__What you will do__. Report how many lines of the items below contain the string "month". Give only the number.

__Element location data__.

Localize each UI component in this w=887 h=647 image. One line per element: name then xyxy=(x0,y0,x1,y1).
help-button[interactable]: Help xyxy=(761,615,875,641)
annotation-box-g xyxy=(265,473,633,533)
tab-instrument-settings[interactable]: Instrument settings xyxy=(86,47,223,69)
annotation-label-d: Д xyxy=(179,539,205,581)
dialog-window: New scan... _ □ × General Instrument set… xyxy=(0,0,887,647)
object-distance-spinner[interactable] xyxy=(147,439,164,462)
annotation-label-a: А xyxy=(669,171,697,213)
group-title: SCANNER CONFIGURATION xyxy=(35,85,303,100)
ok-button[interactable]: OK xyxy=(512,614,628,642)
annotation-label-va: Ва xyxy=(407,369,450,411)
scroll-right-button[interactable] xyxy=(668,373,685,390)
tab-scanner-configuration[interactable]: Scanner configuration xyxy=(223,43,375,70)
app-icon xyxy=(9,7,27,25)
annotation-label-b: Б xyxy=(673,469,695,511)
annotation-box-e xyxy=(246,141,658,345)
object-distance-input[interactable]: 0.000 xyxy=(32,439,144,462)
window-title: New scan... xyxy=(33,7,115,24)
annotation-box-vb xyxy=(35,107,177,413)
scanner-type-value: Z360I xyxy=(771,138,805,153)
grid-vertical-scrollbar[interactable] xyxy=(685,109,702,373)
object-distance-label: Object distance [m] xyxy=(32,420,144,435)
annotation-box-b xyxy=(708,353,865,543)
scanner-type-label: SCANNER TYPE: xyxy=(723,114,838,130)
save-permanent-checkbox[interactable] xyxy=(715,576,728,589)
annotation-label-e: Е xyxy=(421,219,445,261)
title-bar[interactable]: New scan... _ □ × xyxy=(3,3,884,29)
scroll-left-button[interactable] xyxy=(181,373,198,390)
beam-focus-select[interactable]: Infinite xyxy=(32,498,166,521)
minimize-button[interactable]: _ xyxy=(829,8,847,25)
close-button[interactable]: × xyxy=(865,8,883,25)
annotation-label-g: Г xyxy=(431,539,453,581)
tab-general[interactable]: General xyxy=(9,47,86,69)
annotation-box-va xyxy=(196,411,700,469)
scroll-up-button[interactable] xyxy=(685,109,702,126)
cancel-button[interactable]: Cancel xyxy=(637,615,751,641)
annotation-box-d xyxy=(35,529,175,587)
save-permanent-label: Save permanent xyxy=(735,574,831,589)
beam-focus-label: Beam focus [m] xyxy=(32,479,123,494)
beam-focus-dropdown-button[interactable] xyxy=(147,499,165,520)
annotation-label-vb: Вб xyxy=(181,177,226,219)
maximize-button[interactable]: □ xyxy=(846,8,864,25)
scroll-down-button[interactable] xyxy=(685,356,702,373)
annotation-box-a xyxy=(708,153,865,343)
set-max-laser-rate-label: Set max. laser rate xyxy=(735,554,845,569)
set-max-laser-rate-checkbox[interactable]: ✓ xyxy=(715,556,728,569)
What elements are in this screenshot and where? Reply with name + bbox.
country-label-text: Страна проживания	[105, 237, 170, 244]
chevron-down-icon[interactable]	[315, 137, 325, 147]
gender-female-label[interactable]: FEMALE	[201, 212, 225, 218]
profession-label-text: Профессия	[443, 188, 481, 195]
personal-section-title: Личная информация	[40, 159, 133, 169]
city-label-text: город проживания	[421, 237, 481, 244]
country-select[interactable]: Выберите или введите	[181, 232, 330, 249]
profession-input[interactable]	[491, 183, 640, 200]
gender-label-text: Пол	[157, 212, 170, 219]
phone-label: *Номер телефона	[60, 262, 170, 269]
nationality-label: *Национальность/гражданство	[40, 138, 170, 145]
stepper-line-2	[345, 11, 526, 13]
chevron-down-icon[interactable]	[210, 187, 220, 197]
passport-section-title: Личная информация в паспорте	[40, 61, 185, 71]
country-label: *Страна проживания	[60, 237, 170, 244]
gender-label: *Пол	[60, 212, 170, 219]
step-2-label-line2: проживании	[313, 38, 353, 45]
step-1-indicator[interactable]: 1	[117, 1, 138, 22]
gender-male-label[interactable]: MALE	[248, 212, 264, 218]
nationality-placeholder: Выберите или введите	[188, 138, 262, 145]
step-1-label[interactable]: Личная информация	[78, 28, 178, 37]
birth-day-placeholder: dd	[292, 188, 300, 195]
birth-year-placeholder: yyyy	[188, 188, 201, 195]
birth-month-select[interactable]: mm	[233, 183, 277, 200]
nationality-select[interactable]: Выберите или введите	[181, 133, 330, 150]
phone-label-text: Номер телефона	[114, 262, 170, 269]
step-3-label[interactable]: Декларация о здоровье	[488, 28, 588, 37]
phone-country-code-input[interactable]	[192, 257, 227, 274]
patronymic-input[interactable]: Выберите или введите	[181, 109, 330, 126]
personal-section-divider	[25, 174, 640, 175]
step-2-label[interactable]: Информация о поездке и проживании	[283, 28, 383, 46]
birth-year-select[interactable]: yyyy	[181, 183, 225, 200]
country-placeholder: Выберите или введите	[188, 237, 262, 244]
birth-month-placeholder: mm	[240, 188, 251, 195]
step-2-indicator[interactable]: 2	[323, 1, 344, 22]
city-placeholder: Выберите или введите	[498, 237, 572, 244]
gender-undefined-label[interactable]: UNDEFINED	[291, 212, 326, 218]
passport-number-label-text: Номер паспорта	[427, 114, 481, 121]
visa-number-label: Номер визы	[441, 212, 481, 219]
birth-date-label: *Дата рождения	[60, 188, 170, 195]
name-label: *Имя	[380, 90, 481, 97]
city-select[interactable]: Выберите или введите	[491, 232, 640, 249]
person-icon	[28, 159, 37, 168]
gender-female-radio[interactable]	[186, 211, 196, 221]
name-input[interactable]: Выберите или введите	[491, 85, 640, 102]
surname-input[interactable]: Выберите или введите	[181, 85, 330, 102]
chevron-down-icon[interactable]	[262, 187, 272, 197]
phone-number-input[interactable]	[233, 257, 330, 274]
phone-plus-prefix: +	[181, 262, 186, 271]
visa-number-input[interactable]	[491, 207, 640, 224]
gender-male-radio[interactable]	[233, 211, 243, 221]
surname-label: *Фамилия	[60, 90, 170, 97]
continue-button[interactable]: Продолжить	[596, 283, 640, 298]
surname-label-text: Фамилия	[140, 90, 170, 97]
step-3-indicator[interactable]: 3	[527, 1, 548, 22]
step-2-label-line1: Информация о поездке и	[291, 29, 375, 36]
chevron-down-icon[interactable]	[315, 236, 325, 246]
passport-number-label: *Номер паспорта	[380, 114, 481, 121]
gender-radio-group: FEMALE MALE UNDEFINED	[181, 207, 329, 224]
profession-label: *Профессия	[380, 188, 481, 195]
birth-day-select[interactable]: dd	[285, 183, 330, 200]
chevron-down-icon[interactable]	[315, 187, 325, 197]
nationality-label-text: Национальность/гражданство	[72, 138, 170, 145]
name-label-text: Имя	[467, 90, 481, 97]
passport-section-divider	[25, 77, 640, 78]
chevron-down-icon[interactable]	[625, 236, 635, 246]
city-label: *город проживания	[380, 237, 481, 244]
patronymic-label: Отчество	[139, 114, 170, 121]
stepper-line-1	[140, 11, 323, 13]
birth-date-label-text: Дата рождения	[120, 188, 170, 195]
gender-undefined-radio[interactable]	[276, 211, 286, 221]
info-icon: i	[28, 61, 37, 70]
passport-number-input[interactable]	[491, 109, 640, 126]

__Solution to this task__. 2